Written request:
Can you transcribe every record below exactly as it appears?

Source data:
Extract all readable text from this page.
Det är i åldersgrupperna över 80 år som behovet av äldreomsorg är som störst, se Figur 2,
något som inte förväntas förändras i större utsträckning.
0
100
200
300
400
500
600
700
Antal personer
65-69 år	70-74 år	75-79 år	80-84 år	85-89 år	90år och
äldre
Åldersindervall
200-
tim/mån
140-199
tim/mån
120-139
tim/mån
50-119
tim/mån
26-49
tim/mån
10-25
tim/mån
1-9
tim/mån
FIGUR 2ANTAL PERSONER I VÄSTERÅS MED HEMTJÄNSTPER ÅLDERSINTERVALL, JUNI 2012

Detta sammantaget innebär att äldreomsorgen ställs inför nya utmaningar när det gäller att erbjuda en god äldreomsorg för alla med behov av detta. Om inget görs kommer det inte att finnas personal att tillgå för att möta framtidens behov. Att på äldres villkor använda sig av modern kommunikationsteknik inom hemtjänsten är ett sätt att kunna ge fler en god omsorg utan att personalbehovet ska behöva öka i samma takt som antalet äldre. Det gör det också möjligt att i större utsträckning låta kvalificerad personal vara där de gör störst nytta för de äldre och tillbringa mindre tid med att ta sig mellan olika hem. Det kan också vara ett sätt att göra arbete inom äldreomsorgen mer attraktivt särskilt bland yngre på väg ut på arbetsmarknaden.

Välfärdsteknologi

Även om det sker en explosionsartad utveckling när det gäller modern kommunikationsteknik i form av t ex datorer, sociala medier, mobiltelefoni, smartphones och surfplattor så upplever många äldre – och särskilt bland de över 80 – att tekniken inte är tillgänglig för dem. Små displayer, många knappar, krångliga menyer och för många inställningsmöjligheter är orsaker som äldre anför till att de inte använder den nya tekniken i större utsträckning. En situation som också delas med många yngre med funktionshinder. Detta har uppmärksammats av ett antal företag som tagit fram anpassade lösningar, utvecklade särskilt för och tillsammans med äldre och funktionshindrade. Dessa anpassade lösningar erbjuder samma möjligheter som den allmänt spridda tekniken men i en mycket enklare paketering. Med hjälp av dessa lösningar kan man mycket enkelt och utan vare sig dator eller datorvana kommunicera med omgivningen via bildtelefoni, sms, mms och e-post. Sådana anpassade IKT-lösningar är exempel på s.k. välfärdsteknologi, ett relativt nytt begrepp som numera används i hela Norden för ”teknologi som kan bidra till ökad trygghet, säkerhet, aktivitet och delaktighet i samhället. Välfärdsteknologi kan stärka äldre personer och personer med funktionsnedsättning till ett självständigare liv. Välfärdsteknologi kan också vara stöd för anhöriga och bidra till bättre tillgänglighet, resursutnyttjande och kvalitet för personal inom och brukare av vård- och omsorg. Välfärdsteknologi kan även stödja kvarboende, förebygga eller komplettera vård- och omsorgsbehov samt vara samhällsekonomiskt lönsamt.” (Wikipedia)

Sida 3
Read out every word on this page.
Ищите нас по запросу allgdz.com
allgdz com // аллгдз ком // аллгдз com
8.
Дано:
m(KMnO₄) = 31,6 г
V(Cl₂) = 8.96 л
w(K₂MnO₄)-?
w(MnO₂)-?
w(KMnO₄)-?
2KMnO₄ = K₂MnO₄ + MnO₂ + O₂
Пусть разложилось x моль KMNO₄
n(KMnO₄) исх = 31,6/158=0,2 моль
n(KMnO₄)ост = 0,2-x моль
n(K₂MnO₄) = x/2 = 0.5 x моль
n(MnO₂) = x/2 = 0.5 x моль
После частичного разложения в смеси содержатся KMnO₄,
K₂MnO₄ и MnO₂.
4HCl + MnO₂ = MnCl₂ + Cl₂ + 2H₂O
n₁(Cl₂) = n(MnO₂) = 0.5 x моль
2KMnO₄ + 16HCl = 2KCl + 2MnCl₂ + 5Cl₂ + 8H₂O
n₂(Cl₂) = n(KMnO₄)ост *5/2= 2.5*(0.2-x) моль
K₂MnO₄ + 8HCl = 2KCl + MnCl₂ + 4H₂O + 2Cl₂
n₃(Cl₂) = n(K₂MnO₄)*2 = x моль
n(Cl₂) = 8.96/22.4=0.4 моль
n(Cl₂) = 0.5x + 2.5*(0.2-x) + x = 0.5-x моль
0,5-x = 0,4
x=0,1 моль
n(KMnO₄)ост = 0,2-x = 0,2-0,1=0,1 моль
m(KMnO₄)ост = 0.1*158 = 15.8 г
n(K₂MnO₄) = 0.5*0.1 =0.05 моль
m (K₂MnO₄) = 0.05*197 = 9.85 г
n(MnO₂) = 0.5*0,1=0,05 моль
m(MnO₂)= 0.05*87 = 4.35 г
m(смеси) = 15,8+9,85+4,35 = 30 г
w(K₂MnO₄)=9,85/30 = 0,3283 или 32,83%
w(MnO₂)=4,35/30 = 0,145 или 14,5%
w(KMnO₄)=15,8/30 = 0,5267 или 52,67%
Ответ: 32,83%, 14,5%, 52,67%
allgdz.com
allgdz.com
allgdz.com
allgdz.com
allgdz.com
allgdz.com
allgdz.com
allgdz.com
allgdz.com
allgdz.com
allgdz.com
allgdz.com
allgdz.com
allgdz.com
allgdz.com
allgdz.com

Exercise result:
Extract all readable text from this page.
Det är i åldersgrupperna över 80 år som behovet av äldreomsorg är som störst, se Figur 2,
något som inte förväntas förändras i större utsträckning.
0
100
200
300
400
500
600
700
Antal personer
65-69 år	70-74 år	75-79 år	80-84 år	85-89 år	90år och
äldre
Åldersindervall
200-
tim/mån
140-199
tim/mån
120-139
tim/mån
50-119
tim/mån
26-49
tim/mån
10-25
tim/mån
1-9
tim/mån
FIGUR 2ANTAL PERSONER I VÄSTERÅS MED HEMTJÄNSTPER ÅLDERSINTERVALL, JUNI 2012

Detta sammantaget innebär att äldreomsorgen ställs inför nya utmaningar när det gäller att erbjuda en god äldreomsorg för alla med behov av detta. Om inget görs kommer det inte att finnas personal att tillgå för att möta framtidens behov. Att på äldres villkor använda sig av modern kommunikationsteknik inom hemtjänsten är ett sätt att kunna ge fler en god omsorg utan att personalbehovet ska behöva öka i samma takt som antalet äldre. Det gör det också möjligt att i större utsträckning låta kvalificerad personal vara där de gör störst nytta för de äldre och tillbringa mindre tid med att ta sig mellan olika hem. Det kan också vara ett sätt att göra arbete inom äldreomsorgen mer attraktivt särskilt bland yngre på väg ut på arbetsmarknaden.

Välfärdsteknologi

Även om det sker en explosionsartad utveckling när det gäller modern kommunikationsteknik i form av t ex datorer, sociala medier, mobiltelefoni, smartphones och surfplattor så upplever många äldre – och särskilt bland de över 80 – att tekniken inte är tillgänglig för dem. Små displayer, många knappar, krångliga menyer och för många inställningsmöjligheter är orsaker som äldre anför till att de inte använder den nya tekniken i större utsträckning. En situation som också delas med många yngre med funktionshinder. Detta har uppmärksammats av ett antal företag som tagit fram anpassade lösningar, utvecklade särskilt för och tillsammans med äldre och funktionshindrade. Dessa anpassade lösningar erbjuder samma möjligheter som den allmänt spridda tekniken men i en mycket enklare paketering. Med hjälp av dessa lösningar kan man mycket enkelt och utan vare sig dator eller datorvana kommunicera med omgivningen via bildtelefoni, sms, mms och e-post. Sådana anpassade IKT-lösningar är exempel på s.k. välfärdsteknologi, ett relativt nytt begrepp som numera används i hela Norden för ”teknologi som kan bidra till ökad trygghet, säkerhet, aktivitet och delaktighet i samhället. Välfärdsteknologi kan stärka äldre personer och personer med funktionsnedsättning till ett självständigare liv. Välfärdsteknologi kan också vara stöd för anhöriga och bidra till bättre tillgänglighet, resursutnyttjande och kvalitet för personal inom och brukare av vård- och omsorg. Välfärdsteknologi kan även stödja kvarboende, förebygga eller komplettera vård- och omsorgsbehov samt vara samhällsekonomiskt lönsamt.” (Wikipedia)

Sida 3
Read out every word on this page.
Ищите нас по запросу allgdz.com
allgdz com // аллгдз ком // аллгдз com
8.
Дано:
m(KMnO₄) = 31,6 г
V(Cl₂) = 8.96 л
w(K₂MnO₄)-?
w(MnO₂)-?
w(KMnO₄)-?
2KMnO₄ = K₂MnO₄ + MnO₂ + O₂
Пусть разложилось x моль KMNO₄
n(KMnO₄) исх = 31,6/158=0,2 моль
n(KMnO₄)ост = 0,2-x моль
n(K₂MnO₄) = x/2 = 0.5 x моль
n(MnO₂) = x/2 = 0.5 x моль
После частичного разложения в смеси содержатся KMnO₄,
K₂MnO₄ и MnO₂.
4HCl + MnO₂ = MnCl₂ + Cl₂ + 2H₂O
n₁(Cl₂) = n(MnO₂) = 0.5 x моль
2KMnO₄ + 16HCl = 2KCl + 2MnCl₂ + 5Cl₂ + 8H₂O
n₂(Cl₂) = n(KMnO₄)ост *5/2= 2.5*(0.2-x) моль
K₂MnO₄ + 8HCl = 2KCl + MnCl₂ + 4H₂O + 2Cl₂
n₃(Cl₂) = n(K₂MnO₄)*2 = x моль
n(Cl₂) = 8.96/22.4=0.4 моль
n(Cl₂) = 0.5x + 2.5*(0.2-x) + x = 0.5-x моль
0,5-x = 0,4
x=0,1 моль
n(KMnO₄)ост = 0,2-x = 0,2-0,1=0,1 моль
m(KMnO₄)ост = 0.1*158 = 15.8 г
n(K₂MnO₄) = 0.5*0.1 =0.05 моль
m (K₂MnO₄) = 0.05*197 = 9.85 г
n(MnO₂) = 0.5*0,1=0,05 моль
m(MnO₂)= 0.05*87 = 4.35 г
m(смеси) = 15,8+9,85+4,35 = 30 г
w(K₂MnO₄)=9,85/30 = 0,3283 или 32,83%
w(MnO₂)=4,35/30 = 0,145 или 14,5%
w(KMnO₄)=15,8/30 = 0,5267 или 52,67%
Ответ: 32,83%, 14,5%, 52,67%
allgdz.com
allgdz.com
allgdz.com
allgdz.com
allgdz.com
allgdz.com
allgdz.com
allgdz.com
allgdz.com
allgdz.com
allgdz.com
allgdz.com
allgdz.com
allgdz.com
allgdz.com
allgdz.com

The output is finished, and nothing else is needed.